[What the task requires]:
Which lines contain the string "this"? Please list every one of them.

[Record excerpts]:
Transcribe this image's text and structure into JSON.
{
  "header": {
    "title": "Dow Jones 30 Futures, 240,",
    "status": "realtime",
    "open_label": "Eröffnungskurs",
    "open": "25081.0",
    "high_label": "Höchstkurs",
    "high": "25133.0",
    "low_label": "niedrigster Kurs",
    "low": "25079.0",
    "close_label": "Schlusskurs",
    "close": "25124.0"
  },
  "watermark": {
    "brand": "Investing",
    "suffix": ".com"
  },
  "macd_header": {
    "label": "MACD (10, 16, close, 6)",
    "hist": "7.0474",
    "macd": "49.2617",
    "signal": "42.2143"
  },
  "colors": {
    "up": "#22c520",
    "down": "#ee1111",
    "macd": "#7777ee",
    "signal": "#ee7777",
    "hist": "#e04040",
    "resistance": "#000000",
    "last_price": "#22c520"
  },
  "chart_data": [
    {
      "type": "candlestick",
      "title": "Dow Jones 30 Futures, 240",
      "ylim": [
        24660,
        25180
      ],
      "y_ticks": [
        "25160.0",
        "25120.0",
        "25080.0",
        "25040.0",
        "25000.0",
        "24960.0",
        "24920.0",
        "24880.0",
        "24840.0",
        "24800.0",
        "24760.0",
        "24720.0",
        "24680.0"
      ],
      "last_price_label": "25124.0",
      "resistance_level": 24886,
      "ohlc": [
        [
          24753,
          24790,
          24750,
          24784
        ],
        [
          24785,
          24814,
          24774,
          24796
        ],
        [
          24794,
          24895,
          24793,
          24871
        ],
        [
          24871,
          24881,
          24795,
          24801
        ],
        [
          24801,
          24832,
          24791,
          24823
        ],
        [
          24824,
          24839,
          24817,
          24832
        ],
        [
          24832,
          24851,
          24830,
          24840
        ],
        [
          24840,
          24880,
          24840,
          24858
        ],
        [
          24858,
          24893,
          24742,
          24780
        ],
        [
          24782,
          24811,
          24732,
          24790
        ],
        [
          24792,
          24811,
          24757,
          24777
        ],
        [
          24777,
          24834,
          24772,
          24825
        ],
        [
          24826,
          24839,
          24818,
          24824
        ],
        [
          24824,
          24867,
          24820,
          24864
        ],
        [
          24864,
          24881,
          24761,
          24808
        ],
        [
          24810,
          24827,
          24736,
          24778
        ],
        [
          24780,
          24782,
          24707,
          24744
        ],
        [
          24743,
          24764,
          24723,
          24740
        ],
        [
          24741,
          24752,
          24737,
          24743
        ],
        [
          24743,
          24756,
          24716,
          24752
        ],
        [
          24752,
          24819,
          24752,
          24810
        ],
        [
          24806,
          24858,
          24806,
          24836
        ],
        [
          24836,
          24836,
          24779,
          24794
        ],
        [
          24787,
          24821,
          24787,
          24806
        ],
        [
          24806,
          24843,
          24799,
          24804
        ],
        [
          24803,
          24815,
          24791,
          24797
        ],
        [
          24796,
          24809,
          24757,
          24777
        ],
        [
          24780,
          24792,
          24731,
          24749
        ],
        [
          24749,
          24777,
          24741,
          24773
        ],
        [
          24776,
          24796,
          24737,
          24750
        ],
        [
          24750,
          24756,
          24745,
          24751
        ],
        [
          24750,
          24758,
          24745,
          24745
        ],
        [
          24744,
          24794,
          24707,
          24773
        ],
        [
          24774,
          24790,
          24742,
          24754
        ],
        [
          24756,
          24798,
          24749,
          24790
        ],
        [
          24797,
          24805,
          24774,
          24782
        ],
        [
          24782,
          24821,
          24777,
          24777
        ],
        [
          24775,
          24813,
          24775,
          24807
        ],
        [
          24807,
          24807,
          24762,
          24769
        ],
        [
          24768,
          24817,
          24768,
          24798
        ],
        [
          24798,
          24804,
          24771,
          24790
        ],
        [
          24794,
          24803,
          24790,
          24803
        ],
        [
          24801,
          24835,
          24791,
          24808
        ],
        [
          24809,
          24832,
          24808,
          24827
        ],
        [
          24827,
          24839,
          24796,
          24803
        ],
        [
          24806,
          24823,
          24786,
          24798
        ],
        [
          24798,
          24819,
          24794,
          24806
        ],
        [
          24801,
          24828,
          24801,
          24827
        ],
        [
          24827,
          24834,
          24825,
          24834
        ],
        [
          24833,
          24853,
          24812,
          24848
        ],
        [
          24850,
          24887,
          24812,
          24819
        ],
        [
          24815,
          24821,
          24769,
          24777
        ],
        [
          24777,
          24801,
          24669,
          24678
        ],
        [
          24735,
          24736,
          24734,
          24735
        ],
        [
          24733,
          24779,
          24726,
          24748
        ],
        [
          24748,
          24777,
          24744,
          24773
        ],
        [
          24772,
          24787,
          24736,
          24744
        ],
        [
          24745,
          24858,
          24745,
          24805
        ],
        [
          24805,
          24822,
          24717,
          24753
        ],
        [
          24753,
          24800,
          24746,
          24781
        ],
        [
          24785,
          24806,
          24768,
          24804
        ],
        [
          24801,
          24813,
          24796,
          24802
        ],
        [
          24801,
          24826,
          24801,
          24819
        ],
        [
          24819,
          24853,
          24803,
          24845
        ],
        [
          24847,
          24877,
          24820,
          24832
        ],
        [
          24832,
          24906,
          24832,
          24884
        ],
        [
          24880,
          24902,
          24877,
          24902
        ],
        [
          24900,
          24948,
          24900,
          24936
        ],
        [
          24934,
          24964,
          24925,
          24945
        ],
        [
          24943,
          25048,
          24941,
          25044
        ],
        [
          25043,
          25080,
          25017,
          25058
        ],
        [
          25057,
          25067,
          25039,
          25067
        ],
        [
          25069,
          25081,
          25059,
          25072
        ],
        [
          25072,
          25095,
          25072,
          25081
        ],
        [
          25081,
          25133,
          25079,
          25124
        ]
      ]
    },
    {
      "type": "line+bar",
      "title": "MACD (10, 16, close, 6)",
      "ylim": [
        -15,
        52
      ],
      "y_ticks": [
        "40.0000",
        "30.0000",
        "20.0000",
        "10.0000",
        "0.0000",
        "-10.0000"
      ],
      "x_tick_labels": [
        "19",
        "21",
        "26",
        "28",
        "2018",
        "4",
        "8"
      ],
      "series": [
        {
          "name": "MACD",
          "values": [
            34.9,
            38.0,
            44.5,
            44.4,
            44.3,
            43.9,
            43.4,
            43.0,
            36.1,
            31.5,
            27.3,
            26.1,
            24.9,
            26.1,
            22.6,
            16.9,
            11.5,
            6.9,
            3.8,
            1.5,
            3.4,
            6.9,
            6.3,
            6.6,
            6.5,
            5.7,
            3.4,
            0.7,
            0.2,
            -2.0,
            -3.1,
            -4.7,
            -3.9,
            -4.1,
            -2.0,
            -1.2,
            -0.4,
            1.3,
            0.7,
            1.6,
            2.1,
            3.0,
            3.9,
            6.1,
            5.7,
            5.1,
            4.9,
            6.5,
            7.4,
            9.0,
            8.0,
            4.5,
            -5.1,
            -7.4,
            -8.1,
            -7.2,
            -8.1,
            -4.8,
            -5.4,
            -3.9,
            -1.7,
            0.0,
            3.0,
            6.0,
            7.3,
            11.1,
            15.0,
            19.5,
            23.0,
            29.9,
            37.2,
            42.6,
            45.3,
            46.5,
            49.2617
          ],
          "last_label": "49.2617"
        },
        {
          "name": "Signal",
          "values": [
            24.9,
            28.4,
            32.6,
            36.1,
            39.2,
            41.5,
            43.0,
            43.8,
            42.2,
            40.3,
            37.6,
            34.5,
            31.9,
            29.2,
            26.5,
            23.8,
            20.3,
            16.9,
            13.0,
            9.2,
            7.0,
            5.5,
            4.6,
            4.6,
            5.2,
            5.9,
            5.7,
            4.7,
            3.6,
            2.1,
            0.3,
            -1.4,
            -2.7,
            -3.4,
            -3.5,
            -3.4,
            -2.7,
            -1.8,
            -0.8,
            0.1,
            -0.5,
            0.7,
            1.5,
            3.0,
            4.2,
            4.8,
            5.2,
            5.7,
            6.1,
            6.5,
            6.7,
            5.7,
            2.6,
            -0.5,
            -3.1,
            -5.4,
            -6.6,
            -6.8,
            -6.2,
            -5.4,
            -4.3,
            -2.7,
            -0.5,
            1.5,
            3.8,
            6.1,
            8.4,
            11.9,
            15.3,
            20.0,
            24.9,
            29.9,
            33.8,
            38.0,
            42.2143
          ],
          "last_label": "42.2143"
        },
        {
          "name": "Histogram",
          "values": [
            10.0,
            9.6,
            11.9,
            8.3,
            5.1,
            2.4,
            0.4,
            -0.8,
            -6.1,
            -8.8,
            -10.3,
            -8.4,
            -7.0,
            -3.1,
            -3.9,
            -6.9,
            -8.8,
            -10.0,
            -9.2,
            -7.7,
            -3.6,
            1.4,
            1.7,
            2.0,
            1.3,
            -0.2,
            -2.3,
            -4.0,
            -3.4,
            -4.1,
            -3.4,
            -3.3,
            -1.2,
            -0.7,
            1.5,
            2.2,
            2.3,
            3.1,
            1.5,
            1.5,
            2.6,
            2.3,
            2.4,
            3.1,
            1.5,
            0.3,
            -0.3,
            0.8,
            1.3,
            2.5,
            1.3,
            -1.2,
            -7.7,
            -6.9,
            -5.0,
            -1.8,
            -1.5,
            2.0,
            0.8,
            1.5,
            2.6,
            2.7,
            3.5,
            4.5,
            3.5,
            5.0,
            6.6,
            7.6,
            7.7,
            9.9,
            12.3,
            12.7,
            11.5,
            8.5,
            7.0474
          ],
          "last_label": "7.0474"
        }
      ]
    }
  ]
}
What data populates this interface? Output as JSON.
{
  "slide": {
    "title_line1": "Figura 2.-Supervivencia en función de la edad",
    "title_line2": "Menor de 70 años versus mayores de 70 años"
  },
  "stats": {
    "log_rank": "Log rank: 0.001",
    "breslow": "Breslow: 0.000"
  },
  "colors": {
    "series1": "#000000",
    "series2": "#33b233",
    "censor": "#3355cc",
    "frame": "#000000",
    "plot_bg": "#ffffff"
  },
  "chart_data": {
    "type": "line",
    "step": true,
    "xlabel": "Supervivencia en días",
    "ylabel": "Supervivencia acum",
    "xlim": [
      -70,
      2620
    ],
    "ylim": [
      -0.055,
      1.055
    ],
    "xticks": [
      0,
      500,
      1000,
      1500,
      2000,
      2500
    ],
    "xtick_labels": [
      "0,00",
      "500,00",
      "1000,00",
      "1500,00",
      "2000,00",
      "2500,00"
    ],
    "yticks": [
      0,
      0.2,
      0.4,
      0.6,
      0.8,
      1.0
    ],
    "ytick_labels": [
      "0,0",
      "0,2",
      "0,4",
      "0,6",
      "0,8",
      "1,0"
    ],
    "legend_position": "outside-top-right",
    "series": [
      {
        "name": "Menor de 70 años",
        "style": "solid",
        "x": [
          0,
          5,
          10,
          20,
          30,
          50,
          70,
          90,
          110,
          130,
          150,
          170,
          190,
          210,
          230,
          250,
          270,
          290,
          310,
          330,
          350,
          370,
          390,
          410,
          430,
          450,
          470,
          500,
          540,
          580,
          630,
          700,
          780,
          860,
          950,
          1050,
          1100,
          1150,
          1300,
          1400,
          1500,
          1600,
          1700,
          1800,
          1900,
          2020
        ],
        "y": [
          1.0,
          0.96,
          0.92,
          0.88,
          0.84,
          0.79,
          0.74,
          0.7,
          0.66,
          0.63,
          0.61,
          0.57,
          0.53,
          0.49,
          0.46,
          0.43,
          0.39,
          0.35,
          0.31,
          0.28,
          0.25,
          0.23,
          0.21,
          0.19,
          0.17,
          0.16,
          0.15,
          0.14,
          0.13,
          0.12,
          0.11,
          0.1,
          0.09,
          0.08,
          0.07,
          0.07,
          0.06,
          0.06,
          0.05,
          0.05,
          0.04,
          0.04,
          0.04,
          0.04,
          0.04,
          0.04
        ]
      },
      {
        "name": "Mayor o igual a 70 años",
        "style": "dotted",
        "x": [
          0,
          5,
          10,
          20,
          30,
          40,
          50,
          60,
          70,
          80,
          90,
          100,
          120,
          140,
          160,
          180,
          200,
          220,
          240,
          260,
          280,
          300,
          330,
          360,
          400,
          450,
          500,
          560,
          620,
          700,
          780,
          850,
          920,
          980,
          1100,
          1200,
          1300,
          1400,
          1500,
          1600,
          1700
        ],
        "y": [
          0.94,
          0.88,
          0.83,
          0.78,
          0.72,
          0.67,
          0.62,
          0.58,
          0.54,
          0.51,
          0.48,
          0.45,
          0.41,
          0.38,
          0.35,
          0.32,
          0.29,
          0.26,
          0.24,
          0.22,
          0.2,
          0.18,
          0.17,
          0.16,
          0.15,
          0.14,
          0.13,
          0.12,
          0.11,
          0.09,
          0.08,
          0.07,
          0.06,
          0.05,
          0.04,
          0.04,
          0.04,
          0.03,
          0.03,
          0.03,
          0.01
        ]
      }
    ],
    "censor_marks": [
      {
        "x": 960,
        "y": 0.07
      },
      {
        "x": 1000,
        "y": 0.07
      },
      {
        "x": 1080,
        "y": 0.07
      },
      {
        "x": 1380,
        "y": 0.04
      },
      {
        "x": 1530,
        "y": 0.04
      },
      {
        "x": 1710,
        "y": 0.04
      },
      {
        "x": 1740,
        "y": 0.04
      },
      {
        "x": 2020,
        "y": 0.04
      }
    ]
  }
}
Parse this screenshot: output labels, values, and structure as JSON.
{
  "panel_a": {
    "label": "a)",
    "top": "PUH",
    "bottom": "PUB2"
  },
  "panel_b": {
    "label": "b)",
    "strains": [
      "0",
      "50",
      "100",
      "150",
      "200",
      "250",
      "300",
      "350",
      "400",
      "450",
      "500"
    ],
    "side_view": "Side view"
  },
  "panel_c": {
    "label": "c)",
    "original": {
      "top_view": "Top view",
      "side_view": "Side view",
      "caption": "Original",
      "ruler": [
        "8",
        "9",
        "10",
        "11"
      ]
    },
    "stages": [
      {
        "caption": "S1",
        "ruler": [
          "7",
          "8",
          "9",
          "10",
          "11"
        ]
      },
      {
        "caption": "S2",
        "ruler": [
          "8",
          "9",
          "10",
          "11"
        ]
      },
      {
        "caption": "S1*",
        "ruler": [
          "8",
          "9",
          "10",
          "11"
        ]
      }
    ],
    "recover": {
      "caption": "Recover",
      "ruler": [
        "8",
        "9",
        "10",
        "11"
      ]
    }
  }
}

[Exercise result]:
Transcribe this image's text and structure into JSON.
What data populates this interface? Output as JSON.
Parse this screenshot: output labels, values, and structure as JSON.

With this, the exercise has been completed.